- GOAL
Provide the data again in its entirety, exactly as given.

------

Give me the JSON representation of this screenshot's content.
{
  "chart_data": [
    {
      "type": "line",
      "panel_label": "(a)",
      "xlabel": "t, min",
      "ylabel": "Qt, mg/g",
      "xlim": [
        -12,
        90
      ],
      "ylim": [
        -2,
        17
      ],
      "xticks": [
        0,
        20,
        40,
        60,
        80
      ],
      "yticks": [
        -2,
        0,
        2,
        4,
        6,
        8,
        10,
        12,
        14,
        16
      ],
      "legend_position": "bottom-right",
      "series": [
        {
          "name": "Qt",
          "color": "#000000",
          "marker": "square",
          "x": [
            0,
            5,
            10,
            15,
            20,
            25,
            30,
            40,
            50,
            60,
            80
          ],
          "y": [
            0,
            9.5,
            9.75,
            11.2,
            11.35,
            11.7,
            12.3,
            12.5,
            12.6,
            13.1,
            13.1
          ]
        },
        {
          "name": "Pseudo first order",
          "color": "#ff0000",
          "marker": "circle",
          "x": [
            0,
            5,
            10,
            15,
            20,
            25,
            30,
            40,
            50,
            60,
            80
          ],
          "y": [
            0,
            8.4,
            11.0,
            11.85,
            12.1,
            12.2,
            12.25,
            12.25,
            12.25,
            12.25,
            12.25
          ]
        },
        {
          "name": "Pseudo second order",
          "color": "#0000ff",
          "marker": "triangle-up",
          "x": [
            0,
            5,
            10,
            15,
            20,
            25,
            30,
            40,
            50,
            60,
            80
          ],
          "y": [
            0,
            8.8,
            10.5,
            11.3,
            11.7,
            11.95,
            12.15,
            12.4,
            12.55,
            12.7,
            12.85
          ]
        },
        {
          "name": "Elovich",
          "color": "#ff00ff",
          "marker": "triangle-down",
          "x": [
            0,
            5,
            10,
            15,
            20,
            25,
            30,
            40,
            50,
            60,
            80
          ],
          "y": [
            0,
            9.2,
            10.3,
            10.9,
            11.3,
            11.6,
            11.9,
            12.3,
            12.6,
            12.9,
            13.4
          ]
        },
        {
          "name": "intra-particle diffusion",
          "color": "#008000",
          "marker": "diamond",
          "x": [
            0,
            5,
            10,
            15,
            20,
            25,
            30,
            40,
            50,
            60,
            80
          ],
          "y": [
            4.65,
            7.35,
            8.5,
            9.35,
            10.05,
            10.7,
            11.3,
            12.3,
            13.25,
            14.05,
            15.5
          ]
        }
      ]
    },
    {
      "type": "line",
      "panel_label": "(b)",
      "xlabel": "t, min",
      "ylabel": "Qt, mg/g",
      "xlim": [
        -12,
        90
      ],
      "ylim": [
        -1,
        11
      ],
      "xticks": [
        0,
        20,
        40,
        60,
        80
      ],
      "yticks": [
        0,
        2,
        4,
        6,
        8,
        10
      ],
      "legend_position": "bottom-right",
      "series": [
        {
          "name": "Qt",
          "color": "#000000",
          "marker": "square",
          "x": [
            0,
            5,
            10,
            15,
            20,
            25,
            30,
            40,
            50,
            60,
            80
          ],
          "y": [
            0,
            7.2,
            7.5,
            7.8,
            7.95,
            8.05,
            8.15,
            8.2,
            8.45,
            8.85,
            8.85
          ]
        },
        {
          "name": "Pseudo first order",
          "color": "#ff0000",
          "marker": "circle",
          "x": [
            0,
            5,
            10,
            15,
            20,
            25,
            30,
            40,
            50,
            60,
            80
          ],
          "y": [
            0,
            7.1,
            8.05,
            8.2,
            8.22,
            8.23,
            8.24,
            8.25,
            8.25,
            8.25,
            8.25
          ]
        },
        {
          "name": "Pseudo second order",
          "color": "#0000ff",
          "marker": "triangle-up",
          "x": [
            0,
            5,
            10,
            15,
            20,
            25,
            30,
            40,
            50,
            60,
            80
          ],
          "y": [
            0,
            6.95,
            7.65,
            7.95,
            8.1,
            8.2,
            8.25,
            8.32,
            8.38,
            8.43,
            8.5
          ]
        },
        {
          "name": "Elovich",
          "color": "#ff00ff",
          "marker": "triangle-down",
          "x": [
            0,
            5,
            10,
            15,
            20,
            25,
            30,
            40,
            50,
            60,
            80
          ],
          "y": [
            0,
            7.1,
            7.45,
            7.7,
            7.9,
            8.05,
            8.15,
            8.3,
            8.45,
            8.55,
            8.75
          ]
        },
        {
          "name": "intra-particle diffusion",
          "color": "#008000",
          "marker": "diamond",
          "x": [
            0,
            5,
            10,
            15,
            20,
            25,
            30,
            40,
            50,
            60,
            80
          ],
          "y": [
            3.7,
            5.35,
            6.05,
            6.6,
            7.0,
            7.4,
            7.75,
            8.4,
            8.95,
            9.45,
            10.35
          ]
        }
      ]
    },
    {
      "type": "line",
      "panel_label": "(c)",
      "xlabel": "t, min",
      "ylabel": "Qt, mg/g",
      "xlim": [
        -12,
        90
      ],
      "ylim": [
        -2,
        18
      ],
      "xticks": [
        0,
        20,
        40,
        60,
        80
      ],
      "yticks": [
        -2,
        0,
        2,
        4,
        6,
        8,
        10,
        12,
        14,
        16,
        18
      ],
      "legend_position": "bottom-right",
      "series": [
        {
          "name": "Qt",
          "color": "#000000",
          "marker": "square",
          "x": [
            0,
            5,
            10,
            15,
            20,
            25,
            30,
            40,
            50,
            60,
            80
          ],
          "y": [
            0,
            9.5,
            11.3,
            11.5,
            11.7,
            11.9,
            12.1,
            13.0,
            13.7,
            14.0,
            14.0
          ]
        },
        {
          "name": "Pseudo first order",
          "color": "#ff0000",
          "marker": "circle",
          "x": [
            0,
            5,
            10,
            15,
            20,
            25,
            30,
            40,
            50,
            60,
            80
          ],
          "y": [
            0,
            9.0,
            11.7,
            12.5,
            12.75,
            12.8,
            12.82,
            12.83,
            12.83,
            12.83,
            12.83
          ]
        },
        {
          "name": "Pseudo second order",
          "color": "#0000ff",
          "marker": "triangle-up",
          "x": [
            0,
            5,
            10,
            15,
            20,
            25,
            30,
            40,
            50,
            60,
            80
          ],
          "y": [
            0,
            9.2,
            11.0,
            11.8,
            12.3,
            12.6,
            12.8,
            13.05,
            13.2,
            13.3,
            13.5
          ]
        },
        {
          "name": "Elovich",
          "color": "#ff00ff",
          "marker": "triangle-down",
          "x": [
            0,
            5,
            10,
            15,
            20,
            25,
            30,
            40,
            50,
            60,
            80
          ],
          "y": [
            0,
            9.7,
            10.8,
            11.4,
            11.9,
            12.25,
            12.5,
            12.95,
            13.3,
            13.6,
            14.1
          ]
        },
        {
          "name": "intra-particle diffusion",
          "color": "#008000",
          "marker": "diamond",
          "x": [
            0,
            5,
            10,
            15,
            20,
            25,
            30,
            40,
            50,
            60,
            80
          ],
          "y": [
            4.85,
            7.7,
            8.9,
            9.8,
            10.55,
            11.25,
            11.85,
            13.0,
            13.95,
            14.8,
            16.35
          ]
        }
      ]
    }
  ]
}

------

- OUTPUT OF THE EXERCISE
Give me the JSON representation of this screenshot's content.
{
  "chart_data": [
    {
      "type": "line",
      "panel_label": "(a)",
      "xlabel": "t, min",
      "ylabel": "Qt, mg/g",
      "xlim": [
        -12,
        90
      ],
      "ylim": [
        -2,
        17
      ],
      "xticks": [
        0,
        20,
        40,
        60,
        80
      ],
      "yticks": [
        -2,
        0,
        2,
        4,
        6,
        8,
        10,
        12,
        14,
        16
      ],
      "legend_position": "bottom-right",
      "series": [
        {
          "name": "Qt",
          "color": "#000000",
          "marker": "square",
          "x": [
            0,
            5,
            10,
            15,
            20,
            25,
            30,
            40,
            50,
            60,
            80
          ],
          "y": [
            0,
            9.5,
            9.75,
            11.2,
            11.35,
            11.7,
            12.3,
            12.5,
            12.6,
            13.1,
            13.1
          ]
        },
        {
          "name": "Pseudo first order",
          "color": "#ff0000",
          "marker": "circle",
          "x": [
            0,
            5,
            10,
            15,
            20,
            25,
            30,
            40,
            50,
            60,
            80
          ],
          "y": [
            0,
            8.4,
            11.0,
            11.85,
            12.1,
            12.2,
            12.25,
            12.25,
            12.25,
            12.25,
            12.25
          ]
        },
        {
          "name": "Pseudo second order",
          "color": "#0000ff",
          "marker": "triangle-up",
          "x": [
            0,
            5,
            10,
            15,
            20,
            25,
            30,
            40,
            50,
            60,
            80
          ],
          "y": [
            0,
            8.8,
            10.5,
            11.3,
            11.7,
            11.95,
            12.15,
            12.4,
            12.55,
            12.7,
            12.85
          ]
        },
        {
          "name": "Elovich",
          "color": "#ff00ff",
          "marker": "triangle-down",
          "x": [
            0,
            5,
            10,
            15,
            20,
            25,
            30,
            40,
            50,
            60,
            80
          ],
          "y": [
            0,
            9.2,
            10.3,
            10.9,
            11.3,
            11.6,
            11.9,
            12.3,
            12.6,
            12.9,
            13.4
          ]
        },
        {
          "name": "intra-particle diffusion",
          "color": "#008000",
          "marker": "diamond",
          "x": [
            0,
            5,
            10,
            15,
            20,
            25,
            30,
            40,
            50,
            60,
            80
          ],
          "y": [
            4.65,
            7.35,
            8.5,
            9.35,
            10.05,
            10.7,
            11.3,
            12.3,
            13.25,
            14.05,
            15.5
          ]
        }
      ]
    },
    {
      "type": "line",
      "panel_label": "(b)",
      "xlabel": "t, min",
      "ylabel": "Qt, mg/g",
      "xlim": [
        -12,
        90
      ],
      "ylim": [
        -1,
        11
      ],
      "xticks": [
        0,
        20,
        40,
        60,
        80
      ],
      "yticks": [
        0,
        2,
        4,
        6,
        8,
        10
      ],
      "legend_position": "bottom-right",
      "series": [
        {
          "name": "Qt",
          "color": "#000000",
          "marker": "square",
          "x": [
            0,
            5,
            10,
            15,
            20,
            25,
            30,
            40,
            50,
            60,
            80
          ],
          "y": [
            0,
            7.2,
            7.5,
            7.8,
            7.95,
            8.05,
            8.15,
            8.2,
            8.45,
            8.85,
            8.85
          ]
        },
        {
          "name": "Pseudo first order",
          "color": "#ff0000",
          "marker": "circle",
          "x": [
            0,
            5,
            10,
            15,
            20,
            25,
            30,
            40,
            50,
            60,
            80
          ],
          "y": [
            0,
            7.1,
            8.05,
            8.2,
            8.22,
            8.23,
            8.24,
            8.25,
            8.25,
            8.25,
            8.25
          ]
        },
        {
          "name": "Pseudo second order",
          "color": "#0000ff",
          "marker": "triangle-up",
          "x": [
            0,
            5,
            10,
            15,
            20,
            25,
            30,
            40,
            50,
            60,
            80
          ],
          "y": [
            0,
            6.95,
            7.65,
            7.95,
            8.1,
            8.2,
            8.25,
            8.32,
            8.38,
            8.43,
            8.5
          ]
        },
        {
          "name": "Elovich",
          "color": "#ff00ff",
          "marker": "triangle-down",
          "x": [
            0,
            5,
            10,
            15,
            20,
            25,
            30,
            40,
            50,
            60,
            80
          ],
          "y": [
            0,
            7.1,
            7.45,
            7.7,
            7.9,
            8.05,
            8.15,
            8.3,
            8.45,
            8.55,
            8.75
          ]
        },
        {
          "name": "intra-particle diffusion",
          "color": "#008000",
          "marker": "diamond",
          "x": [
            0,
            5,
            10,
            15,
            20,
            25,
            30,
            40,
            50,
            60,
            80
          ],
          "y": [
            3.7,
            5.35,
            6.05,
            6.6,
            7.0,
            7.4,
            7.75,
            8.4,
            8.95,
            9.45,
            10.35
          ]
        }
      ]
    },
    {
      "type": "line",
      "panel_label": "(c)",
      "xlabel": "t, min",
      "ylabel": "Qt, mg/g",
      "xlim": [
        -12,
        90
      ],
      "ylim": [
        -2,
        18
      ],
      "xticks": [
        0,
        20,
        40,
        60,
        80
      ],
      "yticks": [
        -2,
        0,
        2,
        4,
        6,
        8,
        10,
        12,
        14,
        16,
        18
      ],
      "legend_position": "bottom-right",
      "series": [
        {
          "name": "Qt",
          "color": "#000000",
          "marker": "square",
          "x": [
            0,
            5,
            10,
            15,
            20,
            25,
            30,
            40,
            50,
            60,
            80
          ],
          "y": [
            0,
            9.5,
            11.3,
            11.5,
            11.7,
            11.9,
            12.1,
            13.0,
            13.7,
            14.0,
            14.0
          ]
        },
        {
          "name": "Pseudo first order",
          "color": "#ff0000",
          "marker": "circle",
          "x": [
            0,
            5,
            10,
            15,
            20,
            25,
            30,
            40,
            50,
            60,
            80
          ],
          "y": [
            0,
            9.0,
            11.7,
            12.5,
            12.75,
            12.8,
            12.82,
            12.83,
            12.83,
            12.83,
            12.83
          ]
        },
        {
          "name": "Pseudo second order",
          "color": "#0000ff",
          "marker": "triangle-up",
          "x": [
            0,
            5,
            10,
            15,
            20,
            25,
            30,
            40,
            50,
            60,
            80
          ],
          "y": [
            0,
            9.2,
            11.0,
            11.8,
            12.3,
            12.6,
            12.8,
            13.05,
            13.2,
            13.3,
            13.5
          ]
        },
        {
          "name": "Elovich",
          "color": "#ff00ff",
          "marker": "triangle-down",
          "x": [
            0,
            5,
            10,
            15,
            20,
            25,
            30,
            40,
            50,
            60,
            80
          ],
          "y": [
            0,
            9.7,
            10.8,
            11.4,
            11.9,
            12.25,
            12.5,
            12.95,
            13.3,
            13.6,
            14.1
          ]
        },
        {
          "name": "intra-particle diffusion",
          "color": "#008000",
          "marker": "diamond",
          "x": [
            0,
            5,
            10,
            15,
            20,
            25,
            30,
            40,
            50,
            60,
            80
          ],
          "y": [
            4.85,
            7.7,
            8.9,
            9.8,
            10.55,
            11.25,
            11.85,
            13.0,
            13.95,
            14.8,
            16.35
          ]
        }
      ]
    }
  ]
}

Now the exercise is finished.